_AIM OF THE EXERCISE_
Wherever the word "アドレス" turns up in a line of the entries, copy that line.

_RECORDS FOR THIS EXERCISE_
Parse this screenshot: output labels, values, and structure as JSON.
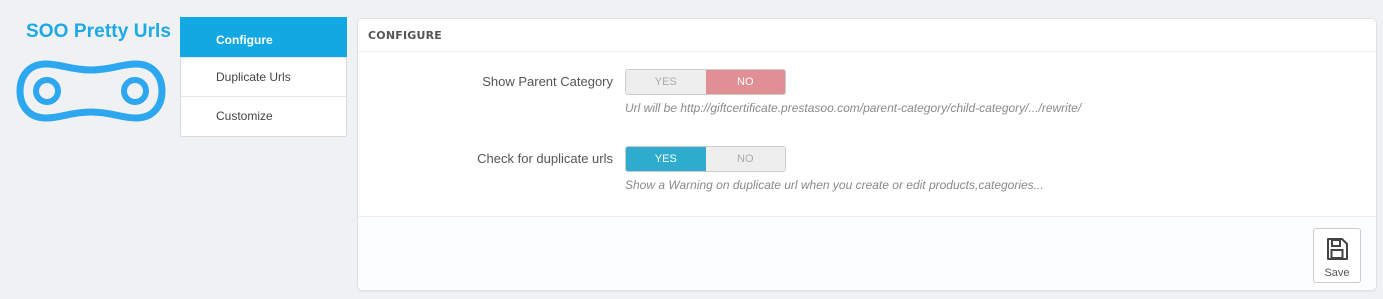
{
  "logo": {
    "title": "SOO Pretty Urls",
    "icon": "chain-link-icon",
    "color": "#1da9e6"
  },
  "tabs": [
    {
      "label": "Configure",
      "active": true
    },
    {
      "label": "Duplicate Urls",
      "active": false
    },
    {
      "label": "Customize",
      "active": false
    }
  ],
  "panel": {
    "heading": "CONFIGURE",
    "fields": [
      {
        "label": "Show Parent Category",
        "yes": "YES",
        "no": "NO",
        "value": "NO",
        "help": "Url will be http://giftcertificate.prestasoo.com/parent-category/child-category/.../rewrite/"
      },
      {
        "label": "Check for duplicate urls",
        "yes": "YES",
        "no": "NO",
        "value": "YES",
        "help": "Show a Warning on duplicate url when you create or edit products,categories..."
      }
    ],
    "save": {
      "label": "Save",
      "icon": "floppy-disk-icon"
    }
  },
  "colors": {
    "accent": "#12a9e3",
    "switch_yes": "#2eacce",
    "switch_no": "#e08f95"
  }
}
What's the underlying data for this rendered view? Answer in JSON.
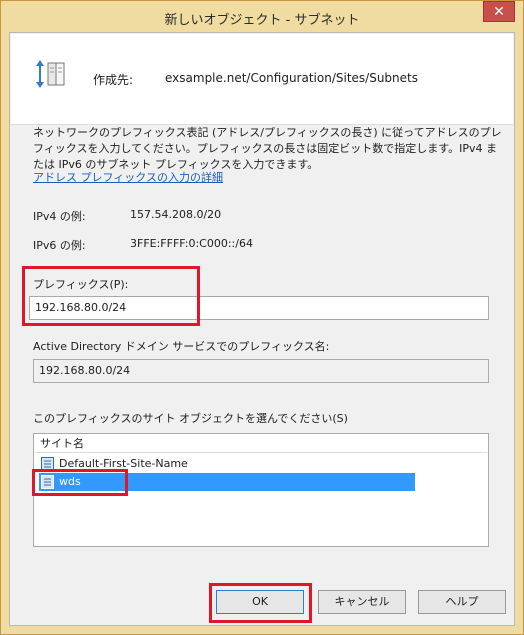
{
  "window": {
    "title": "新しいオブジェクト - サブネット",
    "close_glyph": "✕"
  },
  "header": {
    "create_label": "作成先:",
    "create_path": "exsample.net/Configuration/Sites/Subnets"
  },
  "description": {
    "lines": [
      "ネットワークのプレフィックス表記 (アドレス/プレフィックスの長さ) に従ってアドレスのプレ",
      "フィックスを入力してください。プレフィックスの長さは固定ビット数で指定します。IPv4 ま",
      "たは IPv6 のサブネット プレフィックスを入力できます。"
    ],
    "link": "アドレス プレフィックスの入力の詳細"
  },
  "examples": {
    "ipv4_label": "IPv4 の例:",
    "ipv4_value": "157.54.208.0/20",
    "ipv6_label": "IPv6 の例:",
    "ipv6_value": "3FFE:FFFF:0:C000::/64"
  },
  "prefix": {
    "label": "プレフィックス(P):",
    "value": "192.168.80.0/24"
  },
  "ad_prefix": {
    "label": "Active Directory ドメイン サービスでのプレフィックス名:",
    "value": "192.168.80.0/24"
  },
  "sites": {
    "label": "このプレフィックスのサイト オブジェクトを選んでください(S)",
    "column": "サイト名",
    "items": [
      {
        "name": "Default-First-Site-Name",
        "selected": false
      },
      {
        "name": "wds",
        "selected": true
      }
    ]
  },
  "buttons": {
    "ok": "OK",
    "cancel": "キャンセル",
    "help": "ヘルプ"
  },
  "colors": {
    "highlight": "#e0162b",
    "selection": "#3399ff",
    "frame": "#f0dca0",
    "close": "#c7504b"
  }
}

_TASK RESPONSE_
      "ネットワークのプレフィックス表記 (アドレス/プレフィックスの長さ) に従ってアドレスのプレ",
    "link": "アドレス プレフィックスの入力の詳細"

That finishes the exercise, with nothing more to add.